Request ▸ Can you transcribe, character for character, the stretch of items from the line containing "- paragraph-3-line: that" through the line containing "- cc-value: Honorable"?

Source records ▸
□ □ □

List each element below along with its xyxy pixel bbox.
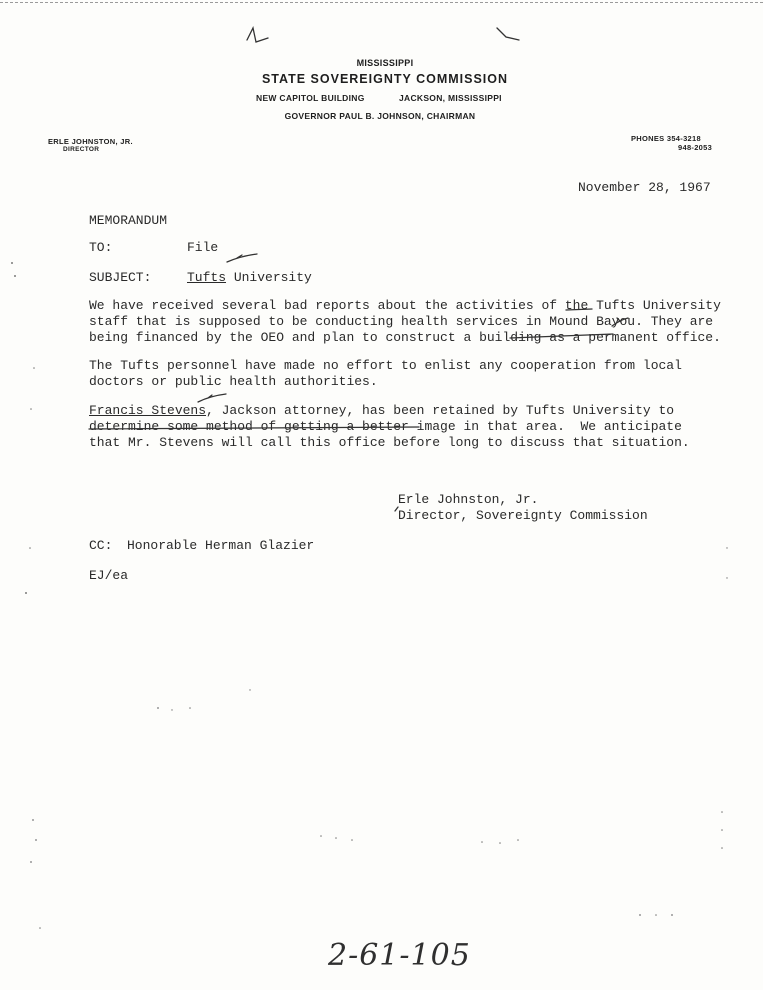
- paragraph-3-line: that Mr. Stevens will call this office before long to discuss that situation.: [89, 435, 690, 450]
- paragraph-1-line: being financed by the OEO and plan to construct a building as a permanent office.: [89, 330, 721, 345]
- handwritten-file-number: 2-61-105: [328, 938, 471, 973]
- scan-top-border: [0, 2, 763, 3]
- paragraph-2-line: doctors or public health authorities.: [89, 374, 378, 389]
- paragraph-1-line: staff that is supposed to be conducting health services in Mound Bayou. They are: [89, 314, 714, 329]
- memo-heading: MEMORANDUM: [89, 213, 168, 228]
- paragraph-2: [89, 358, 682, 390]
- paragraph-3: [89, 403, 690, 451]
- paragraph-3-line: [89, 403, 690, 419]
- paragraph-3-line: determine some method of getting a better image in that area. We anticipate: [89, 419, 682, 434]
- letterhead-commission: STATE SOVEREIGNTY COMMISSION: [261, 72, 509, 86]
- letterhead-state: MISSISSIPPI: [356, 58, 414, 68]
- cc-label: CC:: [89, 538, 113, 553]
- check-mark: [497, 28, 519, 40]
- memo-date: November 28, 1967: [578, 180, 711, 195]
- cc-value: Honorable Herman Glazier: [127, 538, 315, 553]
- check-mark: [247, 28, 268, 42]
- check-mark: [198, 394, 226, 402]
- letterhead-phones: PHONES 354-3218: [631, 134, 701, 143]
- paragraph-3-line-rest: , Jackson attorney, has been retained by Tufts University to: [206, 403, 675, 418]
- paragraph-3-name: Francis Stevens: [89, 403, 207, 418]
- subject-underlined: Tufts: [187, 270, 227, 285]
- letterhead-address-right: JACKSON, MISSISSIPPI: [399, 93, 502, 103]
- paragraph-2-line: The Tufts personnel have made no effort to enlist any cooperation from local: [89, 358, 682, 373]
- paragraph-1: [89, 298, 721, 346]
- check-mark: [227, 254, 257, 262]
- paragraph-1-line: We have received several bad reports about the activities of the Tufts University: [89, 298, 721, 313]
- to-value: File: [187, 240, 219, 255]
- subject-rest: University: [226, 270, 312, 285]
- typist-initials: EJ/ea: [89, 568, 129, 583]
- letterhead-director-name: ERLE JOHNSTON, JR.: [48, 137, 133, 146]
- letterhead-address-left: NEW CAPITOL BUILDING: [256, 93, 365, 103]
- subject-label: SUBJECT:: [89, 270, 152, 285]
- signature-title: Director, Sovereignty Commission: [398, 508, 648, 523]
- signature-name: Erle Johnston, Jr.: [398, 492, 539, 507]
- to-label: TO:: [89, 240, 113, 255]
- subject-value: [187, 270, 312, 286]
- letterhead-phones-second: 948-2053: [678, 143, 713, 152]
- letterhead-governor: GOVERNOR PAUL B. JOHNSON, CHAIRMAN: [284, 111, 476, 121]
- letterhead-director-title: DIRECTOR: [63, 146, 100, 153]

□ □ □

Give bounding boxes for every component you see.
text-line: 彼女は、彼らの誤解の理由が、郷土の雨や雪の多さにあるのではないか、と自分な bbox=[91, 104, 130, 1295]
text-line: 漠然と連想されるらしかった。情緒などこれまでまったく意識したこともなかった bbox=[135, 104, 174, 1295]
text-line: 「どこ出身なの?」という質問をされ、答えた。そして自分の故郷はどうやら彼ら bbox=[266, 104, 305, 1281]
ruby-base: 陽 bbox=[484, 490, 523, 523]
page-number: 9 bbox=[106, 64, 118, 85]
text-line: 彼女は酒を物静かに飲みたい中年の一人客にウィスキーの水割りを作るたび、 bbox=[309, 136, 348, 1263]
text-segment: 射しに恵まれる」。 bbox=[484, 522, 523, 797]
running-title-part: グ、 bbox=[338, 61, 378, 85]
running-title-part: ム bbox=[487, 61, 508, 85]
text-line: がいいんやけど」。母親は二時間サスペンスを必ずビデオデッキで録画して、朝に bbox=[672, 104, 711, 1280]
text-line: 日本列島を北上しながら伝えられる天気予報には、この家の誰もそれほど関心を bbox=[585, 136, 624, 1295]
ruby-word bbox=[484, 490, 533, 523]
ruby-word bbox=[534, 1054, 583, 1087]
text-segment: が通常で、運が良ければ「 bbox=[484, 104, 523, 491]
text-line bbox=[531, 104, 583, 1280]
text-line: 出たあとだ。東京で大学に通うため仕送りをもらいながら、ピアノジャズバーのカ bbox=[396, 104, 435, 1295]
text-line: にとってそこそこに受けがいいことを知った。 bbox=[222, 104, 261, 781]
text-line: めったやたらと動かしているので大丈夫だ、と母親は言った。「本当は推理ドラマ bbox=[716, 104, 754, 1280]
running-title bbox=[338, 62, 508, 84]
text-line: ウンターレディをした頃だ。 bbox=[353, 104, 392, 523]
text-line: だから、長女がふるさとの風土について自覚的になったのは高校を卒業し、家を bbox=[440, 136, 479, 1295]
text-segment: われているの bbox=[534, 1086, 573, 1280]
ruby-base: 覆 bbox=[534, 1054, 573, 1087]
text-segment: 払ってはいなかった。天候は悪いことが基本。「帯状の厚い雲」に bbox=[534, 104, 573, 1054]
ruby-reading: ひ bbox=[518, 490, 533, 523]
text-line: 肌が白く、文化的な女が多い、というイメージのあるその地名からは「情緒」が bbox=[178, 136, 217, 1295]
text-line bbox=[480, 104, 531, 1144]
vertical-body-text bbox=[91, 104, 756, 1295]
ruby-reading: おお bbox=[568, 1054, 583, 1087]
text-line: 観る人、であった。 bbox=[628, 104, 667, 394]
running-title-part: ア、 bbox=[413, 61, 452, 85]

□ □ □

Answer below ▸
- paragraph-3-line: that Mr. Stevens will call this office before long to discuss that situation.: [89, 435, 690, 450]
- paragraph-1-line: being financed by the OEO and plan to construct a building as a permanent office.: [89, 330, 721, 345]
- handwritten-file-number: 2-61-105: [328, 938, 471, 973]
- scan-top-border: [0, 2, 763, 3]
- paragraph-2-line: doctors or public health authorities.: [89, 374, 378, 389]
- paragraph-1-line: staff that is supposed to be conducting health services in Mound Bayou. They are: [89, 314, 714, 329]
- memo-heading: MEMORANDUM: [89, 213, 168, 228]
- paragraph-2: [89, 358, 682, 390]
- paragraph-3: [89, 403, 690, 451]
- paragraph-3-line: [89, 403, 690, 419]
- paragraph-3-line: determine some method of getting a better image in that area. We anticipate: [89, 419, 682, 434]
- letterhead-commission: STATE SOVEREIGNTY COMMISSION: [261, 72, 509, 86]
- letterhead-state: MISSISSIPPI: [356, 58, 414, 68]
- cc-label: CC:: [89, 538, 113, 553]
- check-mark: [497, 28, 519, 40]
- memo-date: November 28, 1967: [578, 180, 711, 195]
- cc-value: Honorable Herman Glazier: [127, 538, 315, 553]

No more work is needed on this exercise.